WORK INSTRUCTIONS
Copy each line of the listing below exactly.

INPUT MATERIAL
──────
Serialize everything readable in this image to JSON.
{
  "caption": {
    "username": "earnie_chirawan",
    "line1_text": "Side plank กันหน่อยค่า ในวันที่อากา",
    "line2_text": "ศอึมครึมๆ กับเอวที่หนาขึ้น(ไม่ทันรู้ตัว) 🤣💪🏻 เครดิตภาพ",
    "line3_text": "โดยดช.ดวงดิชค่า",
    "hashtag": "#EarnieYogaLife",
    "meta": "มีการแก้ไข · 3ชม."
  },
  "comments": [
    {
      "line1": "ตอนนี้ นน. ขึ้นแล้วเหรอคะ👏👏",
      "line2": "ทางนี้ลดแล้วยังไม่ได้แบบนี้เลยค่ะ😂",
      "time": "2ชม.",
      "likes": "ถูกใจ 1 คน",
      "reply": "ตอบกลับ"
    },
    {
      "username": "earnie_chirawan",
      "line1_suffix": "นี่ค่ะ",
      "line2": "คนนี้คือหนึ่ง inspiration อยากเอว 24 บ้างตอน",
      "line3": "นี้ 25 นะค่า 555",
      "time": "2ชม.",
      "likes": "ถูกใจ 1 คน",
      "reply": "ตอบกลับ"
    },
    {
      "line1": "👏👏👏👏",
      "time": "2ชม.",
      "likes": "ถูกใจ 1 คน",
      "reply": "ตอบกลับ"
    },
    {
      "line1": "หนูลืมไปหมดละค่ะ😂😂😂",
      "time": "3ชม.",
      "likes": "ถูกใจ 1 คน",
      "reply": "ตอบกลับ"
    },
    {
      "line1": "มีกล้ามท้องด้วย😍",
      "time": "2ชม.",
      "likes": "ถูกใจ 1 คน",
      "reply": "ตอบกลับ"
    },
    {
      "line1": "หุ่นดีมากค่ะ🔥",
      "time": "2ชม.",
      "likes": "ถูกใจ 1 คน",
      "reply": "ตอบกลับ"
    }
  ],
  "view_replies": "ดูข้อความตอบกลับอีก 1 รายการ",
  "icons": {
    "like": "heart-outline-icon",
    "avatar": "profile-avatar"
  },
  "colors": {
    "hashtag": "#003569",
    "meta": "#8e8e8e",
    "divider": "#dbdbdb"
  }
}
──────
FINISHED TASK
Serialize everything readable in this image to JSON.
{
  "caption": {
    "username": "earnie_chirawan",
    "line1_text": "Side plank กันหน่อยค่า ในวันที่อากา",
    "line2_text": "ศอึมครึมๆ กับเอวที่หนาขึ้น(ไม่ทันรู้ตัว) 🤣💪🏻 เครดิตภาพ",
    "line3_text": "โดยดช.ดวงดิชค่า",
    "hashtag": "#EarnieYogaLife",
    "meta": "มีการแก้ไข · 3ชม."
  },
  "comments": [
    {
      "line1": "ตอนนี้ นน. ขึ้นแล้วเหรอคะ👏👏",
      "line2": "ทางนี้ลดแล้วยังไม่ได้แบบนี้เลยค่ะ😂",
      "time": "2ชม.",
      "likes": "ถูกใจ 1 คน",
      "reply": "ตอบกลับ"
    },
    {
      "username": "earnie_chirawan",
      "line1_suffix": "นี่ค่ะ",
      "line2": "คนนี้คือหนึ่ง inspiration อยากเอว 24 บ้างตอน",
      "line3": "นี้ 25 นะค่า 555",
      "time": "2ชม.",
      "likes": "ถูกใจ 1 คน",
      "reply": "ตอบกลับ"
    },
    {
      "line1": "👏👏👏👏",
      "time": "2ชม.",
      "likes": "ถูกใจ 1 คน",
      "reply": "ตอบกลับ"
    },
    {
      "line1": "หนูลืมไปหมดละค่ะ😂😂😂",
      "time": "3ชม.",
      "likes": "ถูกใจ 1 คน",
      "reply": "ตอบกลับ"
    },
    {
      "line1": "มีกล้ามท้องด้วย😍",
      "time": "2ชม.",
      "likes": "ถูกใจ 1 คน",
      "reply": "ตอบกลับ"
    },
    {
      "line1": "หุ่นดีมากค่ะ🔥",
      "time": "2ชม.",
      "likes": "ถูกใจ 1 คน",
      "reply": "ตอบกลับ"
    }
  ],
  "view_replies": "ดูข้อความตอบกลับอีก 1 รายการ",
  "icons": {
    "like": "heart-outline-icon",
    "avatar": "profile-avatar"
  },
  "colors": {
    "hashtag": "#003569",
    "meta": "#8e8e8e",
    "divider": "#dbdbdb"
  }
}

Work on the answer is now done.